START Data shown

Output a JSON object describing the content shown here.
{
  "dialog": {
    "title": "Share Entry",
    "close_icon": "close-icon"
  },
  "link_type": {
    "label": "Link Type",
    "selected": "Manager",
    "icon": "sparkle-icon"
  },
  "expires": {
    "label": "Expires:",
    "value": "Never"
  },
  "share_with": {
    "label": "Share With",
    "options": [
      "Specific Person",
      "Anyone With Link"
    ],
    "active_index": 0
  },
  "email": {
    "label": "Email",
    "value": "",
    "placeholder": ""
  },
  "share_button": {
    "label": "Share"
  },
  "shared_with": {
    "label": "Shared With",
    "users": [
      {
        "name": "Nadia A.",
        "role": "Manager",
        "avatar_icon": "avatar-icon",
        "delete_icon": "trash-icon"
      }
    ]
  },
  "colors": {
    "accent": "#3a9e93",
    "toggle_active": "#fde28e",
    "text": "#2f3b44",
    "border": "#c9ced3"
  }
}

END Data shown

» **Required work**: Extract the full set of entries word for word.

» **Complete answer**:
Output a JSON object describing the content shown here.
{
  "dialog": {
    "title": "Share Entry",
    "close_icon": "close-icon"
  },
  "link_type": {
    "label": "Link Type",
    "selected": "Manager",
    "icon": "sparkle-icon"
  },
  "expires": {
    "label": "Expires:",
    "value": "Never"
  },
  "share_with": {
    "label": "Share With",
    "options": [
      "Specific Person",
      "Anyone With Link"
    ],
    "active_index": 0
  },
  "email": {
    "label": "Email",
    "value": "",
    "placeholder": ""
  },
  "share_button": {
    "label": "Share"
  },
  "shared_with": {
    "label": "Shared With",
    "users": [
      {
        "name": "Nadia A.",
        "role": "Manager",
        "avatar_icon": "avatar-icon",
        "delete_icon": "trash-icon"
      }
    ]
  },
  "colors": {
    "accent": "#3a9e93",
    "toggle_active": "#fde28e",
    "text": "#2f3b44",
    "border": "#c9ced3"
  }
}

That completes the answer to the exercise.